=== TASK TO CARRY OUT ===
Say how many lines in the records include the string "Primary", adding no other words.
--- Start AVAILABLE DATA ---
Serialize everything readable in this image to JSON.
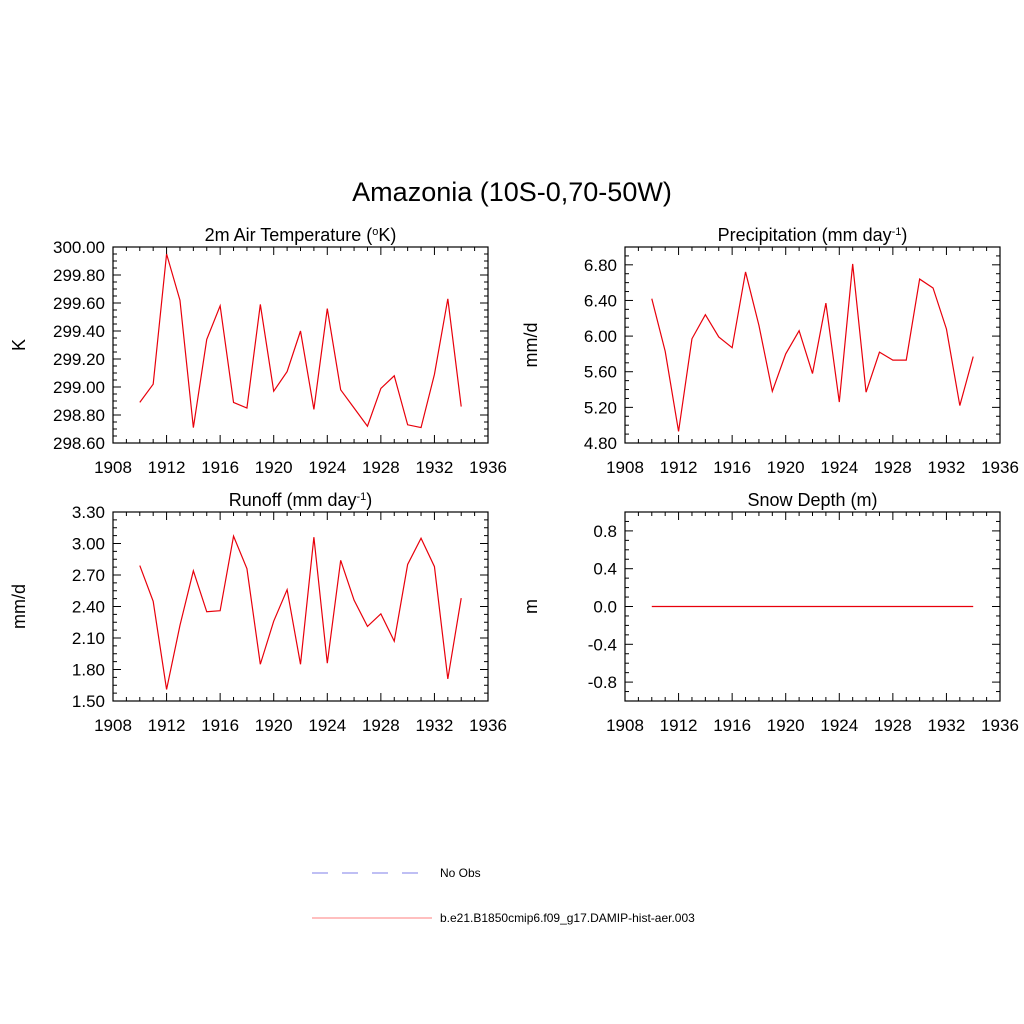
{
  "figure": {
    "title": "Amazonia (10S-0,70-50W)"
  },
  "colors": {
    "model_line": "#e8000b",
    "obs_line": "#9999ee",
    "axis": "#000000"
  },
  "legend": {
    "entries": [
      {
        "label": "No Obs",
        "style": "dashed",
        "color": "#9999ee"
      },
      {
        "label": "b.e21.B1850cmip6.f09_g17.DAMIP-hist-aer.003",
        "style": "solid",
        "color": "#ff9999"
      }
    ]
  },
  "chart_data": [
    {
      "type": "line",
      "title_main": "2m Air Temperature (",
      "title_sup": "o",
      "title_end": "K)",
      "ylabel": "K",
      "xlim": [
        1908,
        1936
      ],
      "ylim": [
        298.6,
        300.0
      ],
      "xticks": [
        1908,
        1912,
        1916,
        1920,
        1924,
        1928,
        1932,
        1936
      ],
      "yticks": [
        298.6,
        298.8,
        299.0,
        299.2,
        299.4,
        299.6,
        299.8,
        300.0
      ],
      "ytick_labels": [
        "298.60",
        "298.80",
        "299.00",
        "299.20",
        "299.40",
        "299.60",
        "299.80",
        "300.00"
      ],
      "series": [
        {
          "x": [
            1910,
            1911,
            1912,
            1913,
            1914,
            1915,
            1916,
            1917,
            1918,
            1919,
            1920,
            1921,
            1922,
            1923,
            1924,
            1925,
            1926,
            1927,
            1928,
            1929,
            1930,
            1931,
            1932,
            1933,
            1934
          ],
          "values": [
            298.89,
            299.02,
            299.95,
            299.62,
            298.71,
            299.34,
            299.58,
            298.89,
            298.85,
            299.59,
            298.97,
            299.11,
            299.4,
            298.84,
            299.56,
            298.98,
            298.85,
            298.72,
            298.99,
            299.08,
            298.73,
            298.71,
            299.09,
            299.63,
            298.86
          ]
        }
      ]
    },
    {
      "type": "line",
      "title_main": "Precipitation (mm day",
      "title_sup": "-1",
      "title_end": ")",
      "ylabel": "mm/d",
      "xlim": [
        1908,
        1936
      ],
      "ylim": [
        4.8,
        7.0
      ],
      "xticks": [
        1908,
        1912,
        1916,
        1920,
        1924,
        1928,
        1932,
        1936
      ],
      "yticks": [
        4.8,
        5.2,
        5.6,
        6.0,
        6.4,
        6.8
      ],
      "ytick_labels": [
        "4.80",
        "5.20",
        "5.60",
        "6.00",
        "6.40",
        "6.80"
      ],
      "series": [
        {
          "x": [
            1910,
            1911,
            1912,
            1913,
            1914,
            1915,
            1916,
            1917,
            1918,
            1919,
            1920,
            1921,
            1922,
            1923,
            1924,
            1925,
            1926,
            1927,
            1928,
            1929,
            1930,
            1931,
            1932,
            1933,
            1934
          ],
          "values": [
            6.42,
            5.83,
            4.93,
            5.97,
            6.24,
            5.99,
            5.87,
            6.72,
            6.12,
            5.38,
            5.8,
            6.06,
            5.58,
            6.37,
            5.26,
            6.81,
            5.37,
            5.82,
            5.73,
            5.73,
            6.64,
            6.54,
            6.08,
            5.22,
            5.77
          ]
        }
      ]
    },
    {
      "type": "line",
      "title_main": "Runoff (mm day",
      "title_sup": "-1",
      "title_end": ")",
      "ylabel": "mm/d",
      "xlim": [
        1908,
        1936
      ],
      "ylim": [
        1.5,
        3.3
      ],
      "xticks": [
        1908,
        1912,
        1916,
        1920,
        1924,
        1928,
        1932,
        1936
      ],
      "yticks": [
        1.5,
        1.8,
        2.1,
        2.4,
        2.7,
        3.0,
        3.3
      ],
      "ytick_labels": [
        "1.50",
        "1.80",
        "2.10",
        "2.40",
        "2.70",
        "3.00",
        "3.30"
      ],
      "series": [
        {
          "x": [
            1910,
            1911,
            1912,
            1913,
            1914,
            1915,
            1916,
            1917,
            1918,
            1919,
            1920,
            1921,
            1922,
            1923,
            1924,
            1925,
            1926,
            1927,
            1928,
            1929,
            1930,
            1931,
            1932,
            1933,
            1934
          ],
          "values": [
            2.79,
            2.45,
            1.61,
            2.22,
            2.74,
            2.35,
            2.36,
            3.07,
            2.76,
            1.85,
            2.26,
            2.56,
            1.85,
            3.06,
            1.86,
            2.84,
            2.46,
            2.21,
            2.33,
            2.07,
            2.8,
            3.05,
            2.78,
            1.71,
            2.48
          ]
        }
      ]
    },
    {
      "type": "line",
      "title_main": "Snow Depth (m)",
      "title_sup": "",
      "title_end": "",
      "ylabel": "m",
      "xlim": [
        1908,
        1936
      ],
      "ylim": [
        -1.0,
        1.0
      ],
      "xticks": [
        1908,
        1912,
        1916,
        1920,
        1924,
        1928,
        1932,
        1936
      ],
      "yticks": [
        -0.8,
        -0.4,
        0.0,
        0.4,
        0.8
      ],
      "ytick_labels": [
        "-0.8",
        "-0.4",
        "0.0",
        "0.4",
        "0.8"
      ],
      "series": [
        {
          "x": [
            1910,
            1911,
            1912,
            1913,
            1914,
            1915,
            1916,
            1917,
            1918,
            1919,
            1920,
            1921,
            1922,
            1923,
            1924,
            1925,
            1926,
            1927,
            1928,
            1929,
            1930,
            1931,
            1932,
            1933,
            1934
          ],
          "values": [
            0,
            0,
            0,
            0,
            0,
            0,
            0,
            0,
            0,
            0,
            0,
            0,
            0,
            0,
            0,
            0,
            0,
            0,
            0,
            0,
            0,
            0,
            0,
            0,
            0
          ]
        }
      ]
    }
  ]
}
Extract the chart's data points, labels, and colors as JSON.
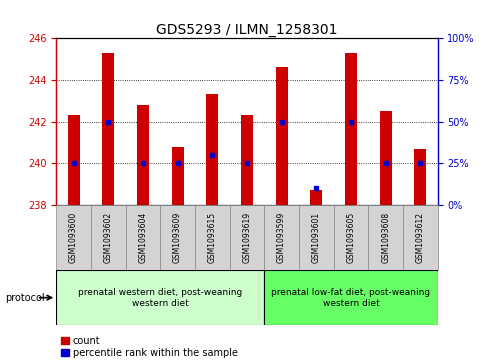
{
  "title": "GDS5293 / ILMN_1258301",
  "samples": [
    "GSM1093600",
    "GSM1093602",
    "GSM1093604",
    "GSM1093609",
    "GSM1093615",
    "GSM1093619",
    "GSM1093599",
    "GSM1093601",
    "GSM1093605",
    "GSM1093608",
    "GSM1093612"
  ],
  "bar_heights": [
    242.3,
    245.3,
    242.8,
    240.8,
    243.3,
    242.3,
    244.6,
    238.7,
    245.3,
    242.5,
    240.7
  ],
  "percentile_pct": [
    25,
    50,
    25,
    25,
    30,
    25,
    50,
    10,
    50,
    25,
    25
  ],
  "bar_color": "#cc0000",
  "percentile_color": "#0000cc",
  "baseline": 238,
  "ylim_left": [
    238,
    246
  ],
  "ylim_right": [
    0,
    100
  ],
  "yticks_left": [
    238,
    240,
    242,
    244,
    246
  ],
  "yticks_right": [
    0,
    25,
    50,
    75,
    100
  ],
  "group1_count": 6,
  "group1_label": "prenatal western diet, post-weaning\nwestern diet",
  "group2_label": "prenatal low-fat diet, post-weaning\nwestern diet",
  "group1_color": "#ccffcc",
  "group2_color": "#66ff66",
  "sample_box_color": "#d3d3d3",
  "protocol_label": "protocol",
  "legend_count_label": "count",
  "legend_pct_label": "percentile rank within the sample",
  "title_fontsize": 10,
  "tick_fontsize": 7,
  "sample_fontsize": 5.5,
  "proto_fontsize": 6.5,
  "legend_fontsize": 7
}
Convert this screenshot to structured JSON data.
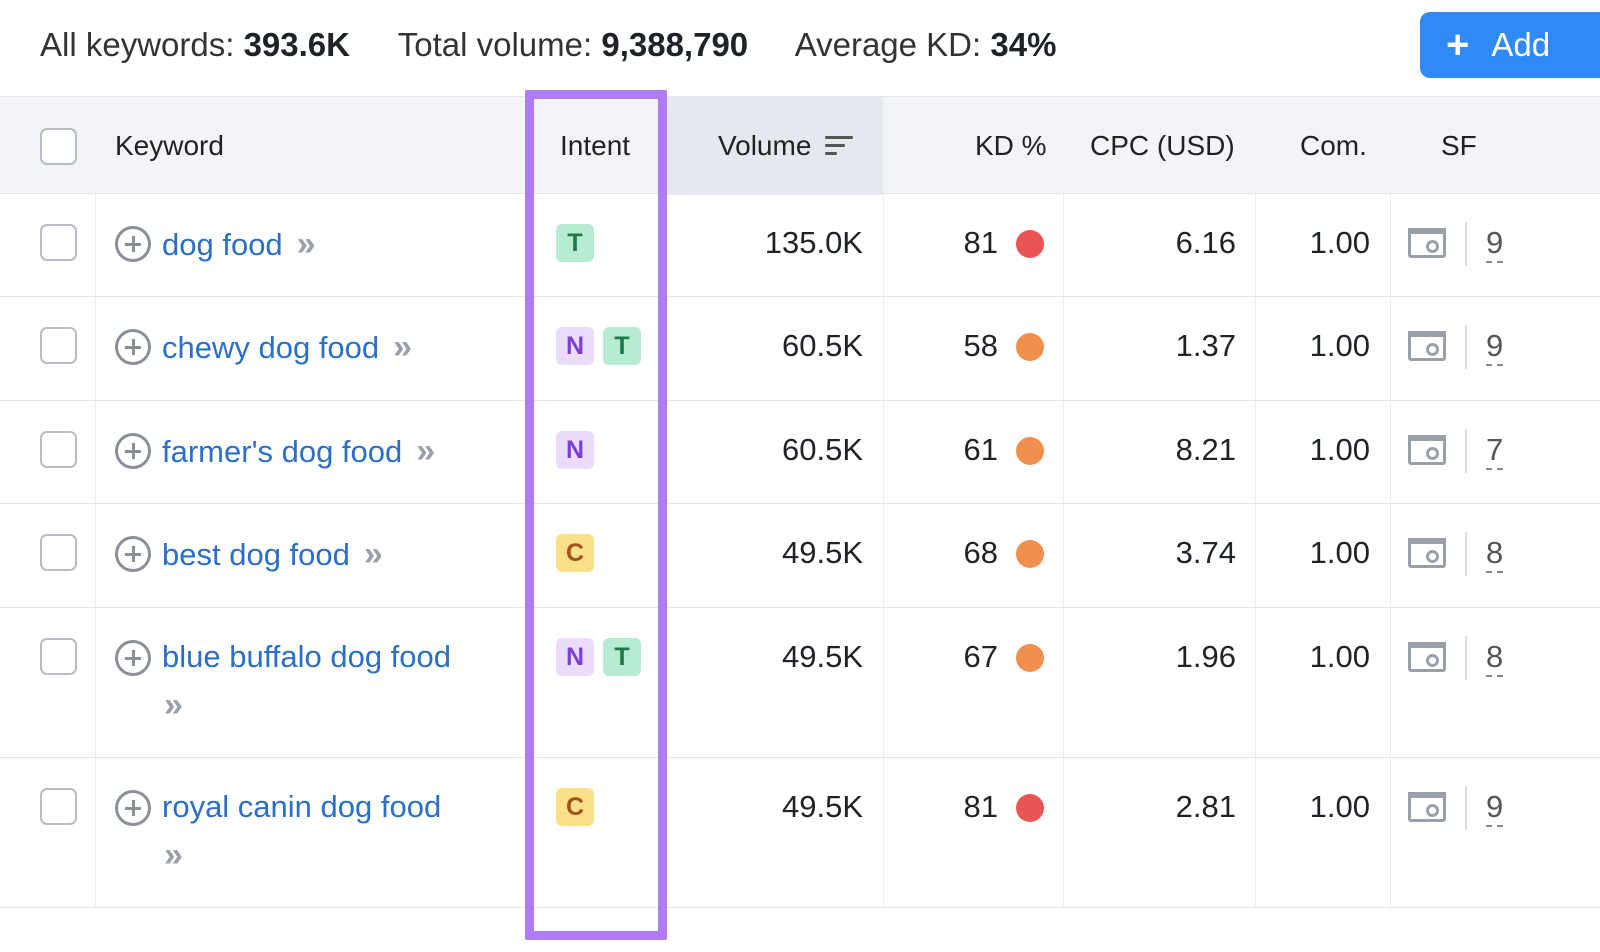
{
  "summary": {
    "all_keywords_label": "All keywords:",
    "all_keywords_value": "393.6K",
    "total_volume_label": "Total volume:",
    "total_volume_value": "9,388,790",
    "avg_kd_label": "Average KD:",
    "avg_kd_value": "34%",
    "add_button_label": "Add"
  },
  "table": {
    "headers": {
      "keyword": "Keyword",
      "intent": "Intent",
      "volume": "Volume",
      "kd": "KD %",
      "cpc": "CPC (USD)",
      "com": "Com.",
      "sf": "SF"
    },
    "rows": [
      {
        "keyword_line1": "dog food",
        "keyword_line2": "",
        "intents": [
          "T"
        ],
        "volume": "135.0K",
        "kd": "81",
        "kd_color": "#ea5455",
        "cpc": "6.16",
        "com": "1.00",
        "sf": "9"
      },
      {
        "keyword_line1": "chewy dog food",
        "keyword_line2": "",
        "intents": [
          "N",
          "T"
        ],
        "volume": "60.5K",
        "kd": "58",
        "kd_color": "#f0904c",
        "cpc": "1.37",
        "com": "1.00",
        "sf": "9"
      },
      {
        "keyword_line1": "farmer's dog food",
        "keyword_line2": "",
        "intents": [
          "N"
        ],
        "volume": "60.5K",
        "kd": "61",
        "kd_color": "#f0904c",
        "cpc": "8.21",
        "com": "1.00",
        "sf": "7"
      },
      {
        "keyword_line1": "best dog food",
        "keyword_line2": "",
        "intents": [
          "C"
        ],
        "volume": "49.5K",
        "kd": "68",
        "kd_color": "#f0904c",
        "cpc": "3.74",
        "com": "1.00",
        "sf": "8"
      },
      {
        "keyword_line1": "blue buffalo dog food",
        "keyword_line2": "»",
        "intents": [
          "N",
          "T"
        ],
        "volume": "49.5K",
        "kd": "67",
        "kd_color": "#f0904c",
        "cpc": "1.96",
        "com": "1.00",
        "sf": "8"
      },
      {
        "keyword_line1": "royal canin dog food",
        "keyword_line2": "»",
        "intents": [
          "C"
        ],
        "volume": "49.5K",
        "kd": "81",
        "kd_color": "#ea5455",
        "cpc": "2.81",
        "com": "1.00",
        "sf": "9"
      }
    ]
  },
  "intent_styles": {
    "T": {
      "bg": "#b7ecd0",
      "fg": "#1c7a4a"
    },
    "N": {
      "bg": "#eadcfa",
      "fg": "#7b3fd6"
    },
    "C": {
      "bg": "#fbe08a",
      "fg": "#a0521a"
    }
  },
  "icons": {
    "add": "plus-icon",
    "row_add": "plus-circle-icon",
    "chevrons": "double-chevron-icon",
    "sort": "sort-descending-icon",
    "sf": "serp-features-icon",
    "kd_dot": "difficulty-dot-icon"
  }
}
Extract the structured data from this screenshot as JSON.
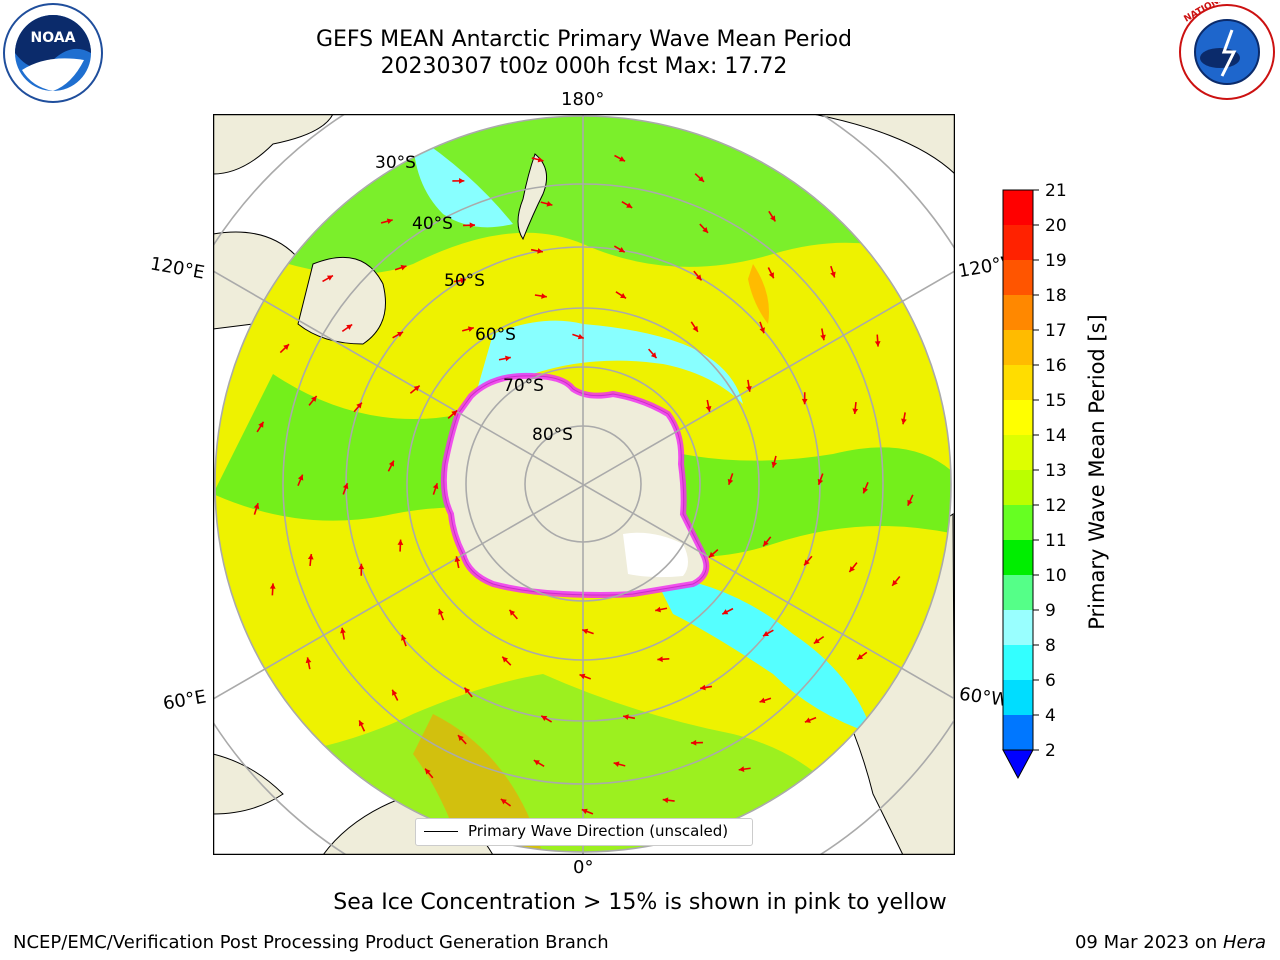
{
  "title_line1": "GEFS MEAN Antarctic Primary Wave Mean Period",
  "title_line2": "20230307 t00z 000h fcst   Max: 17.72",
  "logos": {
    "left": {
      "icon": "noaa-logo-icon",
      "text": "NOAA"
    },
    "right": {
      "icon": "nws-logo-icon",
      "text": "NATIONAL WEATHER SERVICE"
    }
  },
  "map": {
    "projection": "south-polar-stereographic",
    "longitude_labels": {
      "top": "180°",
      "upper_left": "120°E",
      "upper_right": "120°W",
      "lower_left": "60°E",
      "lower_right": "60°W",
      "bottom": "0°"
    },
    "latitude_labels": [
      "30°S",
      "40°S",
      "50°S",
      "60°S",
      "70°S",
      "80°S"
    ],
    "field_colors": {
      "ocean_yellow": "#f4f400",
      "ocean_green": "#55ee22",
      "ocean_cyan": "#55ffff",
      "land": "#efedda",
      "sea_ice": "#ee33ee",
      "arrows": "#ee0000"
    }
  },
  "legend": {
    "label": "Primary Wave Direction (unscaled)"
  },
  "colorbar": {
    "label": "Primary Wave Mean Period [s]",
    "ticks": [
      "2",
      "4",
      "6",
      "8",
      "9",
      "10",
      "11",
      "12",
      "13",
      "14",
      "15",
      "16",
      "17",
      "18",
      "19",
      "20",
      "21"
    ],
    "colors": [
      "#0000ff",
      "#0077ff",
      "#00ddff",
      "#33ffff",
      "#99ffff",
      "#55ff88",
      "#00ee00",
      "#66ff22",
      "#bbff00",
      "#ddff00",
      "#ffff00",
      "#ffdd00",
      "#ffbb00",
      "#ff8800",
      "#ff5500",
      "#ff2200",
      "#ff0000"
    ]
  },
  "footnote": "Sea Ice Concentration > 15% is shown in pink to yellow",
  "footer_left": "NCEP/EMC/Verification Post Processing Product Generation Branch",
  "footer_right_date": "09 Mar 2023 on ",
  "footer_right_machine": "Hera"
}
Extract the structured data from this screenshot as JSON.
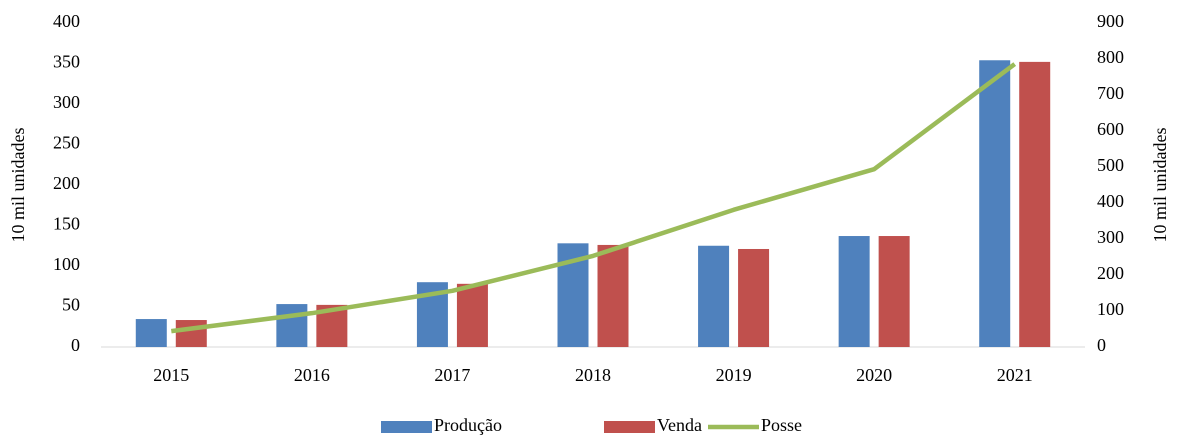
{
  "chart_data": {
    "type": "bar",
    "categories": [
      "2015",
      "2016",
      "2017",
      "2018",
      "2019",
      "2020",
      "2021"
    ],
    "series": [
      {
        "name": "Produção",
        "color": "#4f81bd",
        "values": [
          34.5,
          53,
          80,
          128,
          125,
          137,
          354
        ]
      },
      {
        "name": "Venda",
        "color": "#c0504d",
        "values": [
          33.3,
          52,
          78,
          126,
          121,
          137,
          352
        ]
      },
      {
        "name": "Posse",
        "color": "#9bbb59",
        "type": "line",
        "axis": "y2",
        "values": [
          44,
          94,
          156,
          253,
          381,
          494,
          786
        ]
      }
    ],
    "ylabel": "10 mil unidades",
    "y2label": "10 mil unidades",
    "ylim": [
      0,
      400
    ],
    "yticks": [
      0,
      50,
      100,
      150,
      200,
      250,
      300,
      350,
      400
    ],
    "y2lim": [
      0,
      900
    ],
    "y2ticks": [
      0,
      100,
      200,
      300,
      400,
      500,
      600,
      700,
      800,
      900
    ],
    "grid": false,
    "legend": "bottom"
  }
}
--- End AVAILABLE DATA ---
=== CORRECT RESULT ===
3